• [Problem statement]
Transcribe all of the data exactly. Omit the pictures.

• [Provided data]

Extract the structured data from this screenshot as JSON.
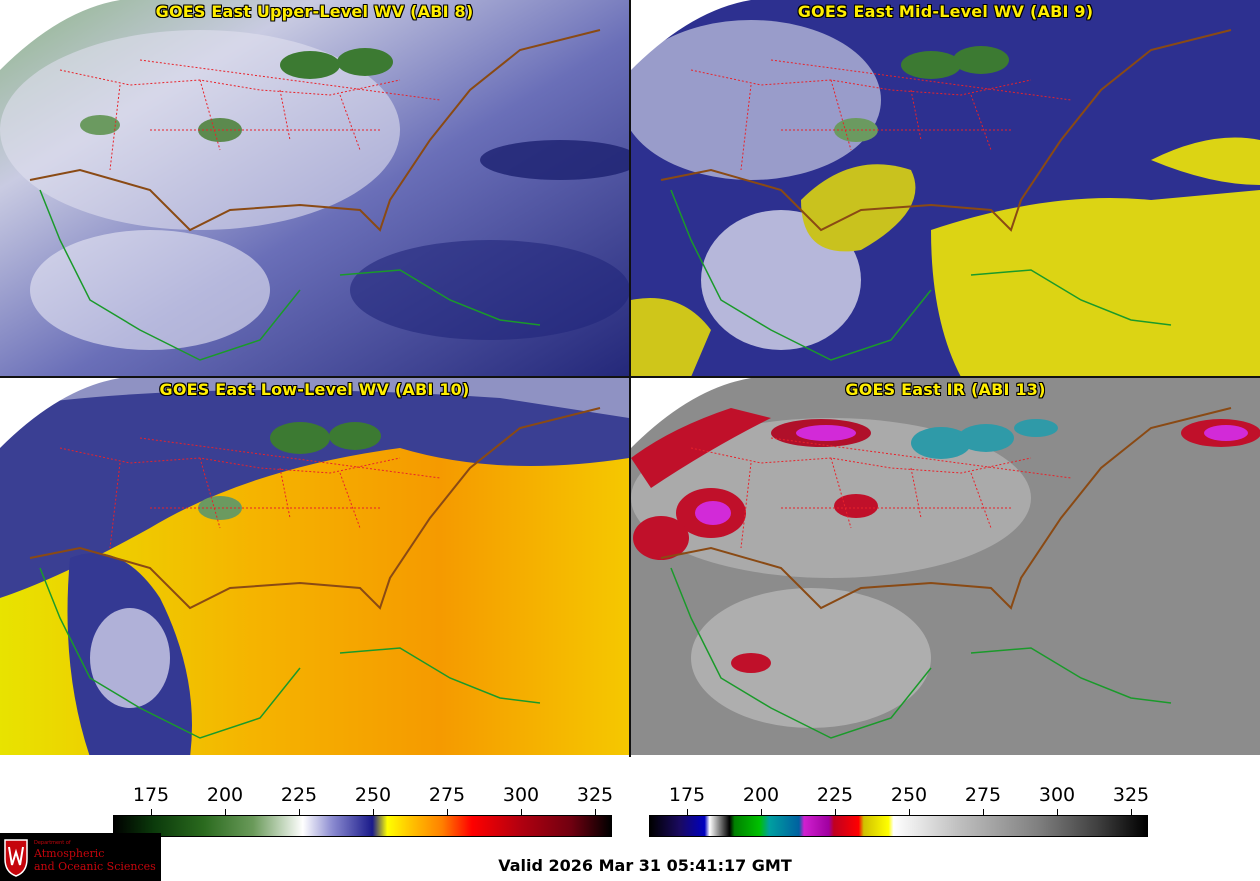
{
  "panels": [
    {
      "title": "GOES East Upper-Level WV (ABI 8)",
      "product": "upper-level-wv"
    },
    {
      "title": "GOES East Mid-Level WV (ABI 9)",
      "product": "mid-level-wv"
    },
    {
      "title": "GOES East Low-Level WV (ABI 10)",
      "product": "low-level-wv"
    },
    {
      "title": "GOES East IR (ABI 13)",
      "product": "ir"
    }
  ],
  "colorbars": {
    "wv": {
      "ticks": [
        "175",
        "200",
        "225",
        "250",
        "275",
        "300",
        "325"
      ]
    },
    "ir": {
      "ticks": [
        "175",
        "200",
        "225",
        "250",
        "275",
        "300",
        "325"
      ]
    }
  },
  "valid_time": "Valid 2026 Mar 31 05:41:17 GMT",
  "logo": {
    "dept": "Department of",
    "line1": "Atmospheric",
    "line2": "and Oceanic Sciences",
    "icon": "uw-crest-icon"
  },
  "colors": {
    "title": "#ffee00",
    "state_borders": "#e8222a",
    "coastline_us": "#8a4a14",
    "coastline_mexico": "#1a9a2a"
  }
}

• [Answer below]
Extract the structured data from this screenshot as JSON.
{
  "panels": [
    {
      "title": "GOES East Upper-Level WV (ABI 8)",
      "product": "upper-level-wv"
    },
    {
      "title": "GOES East Mid-Level WV (ABI 9)",
      "product": "mid-level-wv"
    },
    {
      "title": "GOES East Low-Level WV (ABI 10)",
      "product": "low-level-wv"
    },
    {
      "title": "GOES East IR (ABI 13)",
      "product": "ir"
    }
  ],
  "colorbars": {
    "wv": {
      "ticks": [
        "175",
        "200",
        "225",
        "250",
        "275",
        "300",
        "325"
      ]
    },
    "ir": {
      "ticks": [
        "175",
        "200",
        "225",
        "250",
        "275",
        "300",
        "325"
      ]
    }
  },
  "valid_time": "Valid 2026 Mar 31 05:41:17 GMT",
  "logo": {
    "dept": "Department of",
    "line1": "Atmospheric",
    "line2": "and Oceanic Sciences",
    "icon": "uw-crest-icon"
  },
  "colors": {
    "title": "#ffee00",
    "state_borders": "#e8222a",
    "coastline_us": "#8a4a14",
    "coastline_mexico": "#1a9a2a"
  }
}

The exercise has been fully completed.